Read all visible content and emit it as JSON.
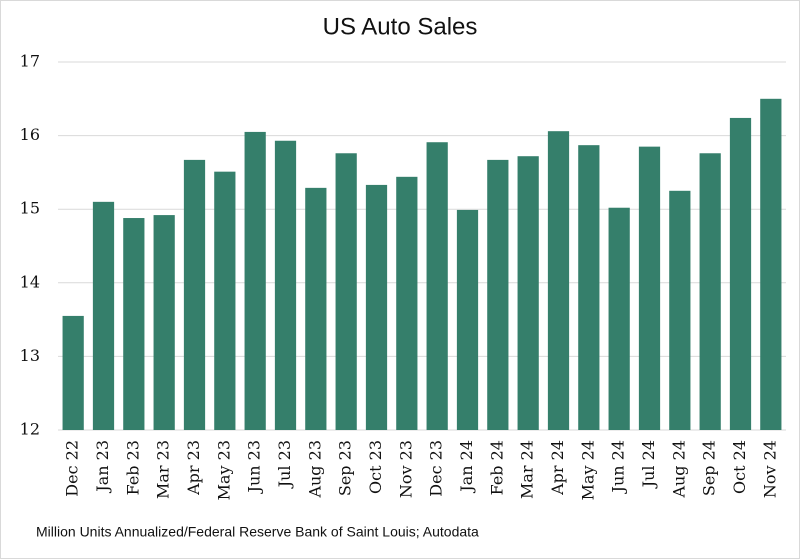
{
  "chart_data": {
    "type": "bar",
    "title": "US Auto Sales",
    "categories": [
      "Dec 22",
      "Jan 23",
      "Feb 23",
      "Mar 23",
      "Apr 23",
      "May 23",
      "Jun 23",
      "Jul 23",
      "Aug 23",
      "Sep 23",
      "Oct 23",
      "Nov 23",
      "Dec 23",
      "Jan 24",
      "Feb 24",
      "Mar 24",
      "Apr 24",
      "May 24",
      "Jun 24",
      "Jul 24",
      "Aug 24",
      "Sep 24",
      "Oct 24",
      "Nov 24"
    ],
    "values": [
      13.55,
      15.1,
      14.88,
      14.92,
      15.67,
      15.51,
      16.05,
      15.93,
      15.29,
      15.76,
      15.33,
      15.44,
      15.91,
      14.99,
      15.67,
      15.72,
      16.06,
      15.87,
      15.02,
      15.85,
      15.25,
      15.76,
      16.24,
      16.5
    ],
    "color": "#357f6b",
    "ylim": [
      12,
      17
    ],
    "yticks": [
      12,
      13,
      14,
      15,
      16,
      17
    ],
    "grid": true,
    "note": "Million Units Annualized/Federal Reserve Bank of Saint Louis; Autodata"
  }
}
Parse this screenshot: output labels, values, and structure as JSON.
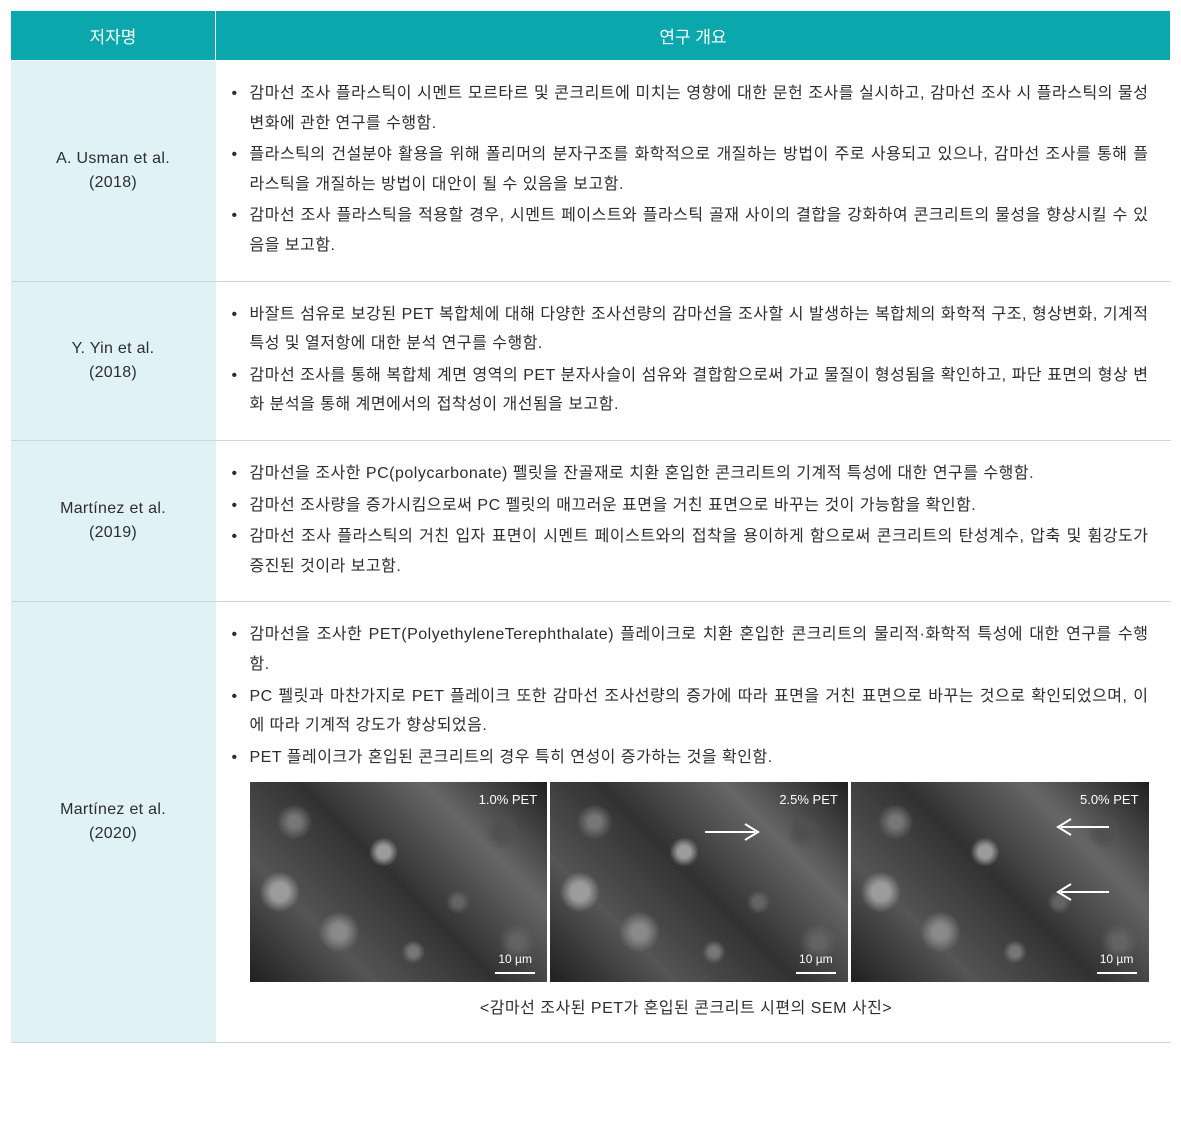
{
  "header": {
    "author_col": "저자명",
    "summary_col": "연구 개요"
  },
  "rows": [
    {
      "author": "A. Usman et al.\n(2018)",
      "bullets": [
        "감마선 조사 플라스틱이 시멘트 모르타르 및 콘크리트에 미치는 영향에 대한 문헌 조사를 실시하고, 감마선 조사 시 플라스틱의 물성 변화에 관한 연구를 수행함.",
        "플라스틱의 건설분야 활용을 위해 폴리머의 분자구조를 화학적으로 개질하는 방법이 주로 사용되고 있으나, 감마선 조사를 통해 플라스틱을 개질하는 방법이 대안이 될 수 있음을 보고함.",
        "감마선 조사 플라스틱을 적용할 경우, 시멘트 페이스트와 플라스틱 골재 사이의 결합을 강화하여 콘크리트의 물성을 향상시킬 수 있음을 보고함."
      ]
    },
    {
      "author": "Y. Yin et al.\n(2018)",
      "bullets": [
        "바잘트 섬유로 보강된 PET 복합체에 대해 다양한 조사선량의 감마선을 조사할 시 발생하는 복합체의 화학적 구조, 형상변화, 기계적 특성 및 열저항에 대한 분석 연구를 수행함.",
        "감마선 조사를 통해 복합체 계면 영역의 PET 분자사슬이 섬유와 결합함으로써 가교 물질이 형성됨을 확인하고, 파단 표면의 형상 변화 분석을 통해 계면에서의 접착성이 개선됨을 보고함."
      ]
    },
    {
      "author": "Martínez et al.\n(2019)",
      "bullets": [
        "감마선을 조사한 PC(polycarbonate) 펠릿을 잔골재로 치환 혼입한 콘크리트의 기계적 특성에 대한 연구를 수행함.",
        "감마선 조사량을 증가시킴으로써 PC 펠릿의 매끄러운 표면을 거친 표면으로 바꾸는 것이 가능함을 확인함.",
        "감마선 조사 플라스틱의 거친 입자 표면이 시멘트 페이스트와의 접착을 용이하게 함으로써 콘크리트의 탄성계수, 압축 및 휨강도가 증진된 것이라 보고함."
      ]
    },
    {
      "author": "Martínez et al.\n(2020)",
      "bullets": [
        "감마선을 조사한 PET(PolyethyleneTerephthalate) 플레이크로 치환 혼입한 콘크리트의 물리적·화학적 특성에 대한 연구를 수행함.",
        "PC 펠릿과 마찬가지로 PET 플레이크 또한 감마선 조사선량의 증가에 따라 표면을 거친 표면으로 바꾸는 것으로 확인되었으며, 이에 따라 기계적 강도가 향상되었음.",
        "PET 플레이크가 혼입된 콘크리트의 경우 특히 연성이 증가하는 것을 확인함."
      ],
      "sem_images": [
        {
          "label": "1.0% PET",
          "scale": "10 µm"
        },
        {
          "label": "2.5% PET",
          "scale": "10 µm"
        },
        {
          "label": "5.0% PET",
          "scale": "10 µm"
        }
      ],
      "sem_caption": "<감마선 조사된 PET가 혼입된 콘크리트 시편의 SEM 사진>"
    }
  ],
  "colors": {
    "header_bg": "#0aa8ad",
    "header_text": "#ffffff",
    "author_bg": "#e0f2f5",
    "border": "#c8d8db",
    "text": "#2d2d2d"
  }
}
◆ ◆ ◆
#### WRITTEN REQUEST
Filter the data, keeping only the lines that contain "Martínez".

#### THE SOLUTION
      "author": "Martínez et al.\n(2019)",
      "author": "Martínez et al.\n(2020)",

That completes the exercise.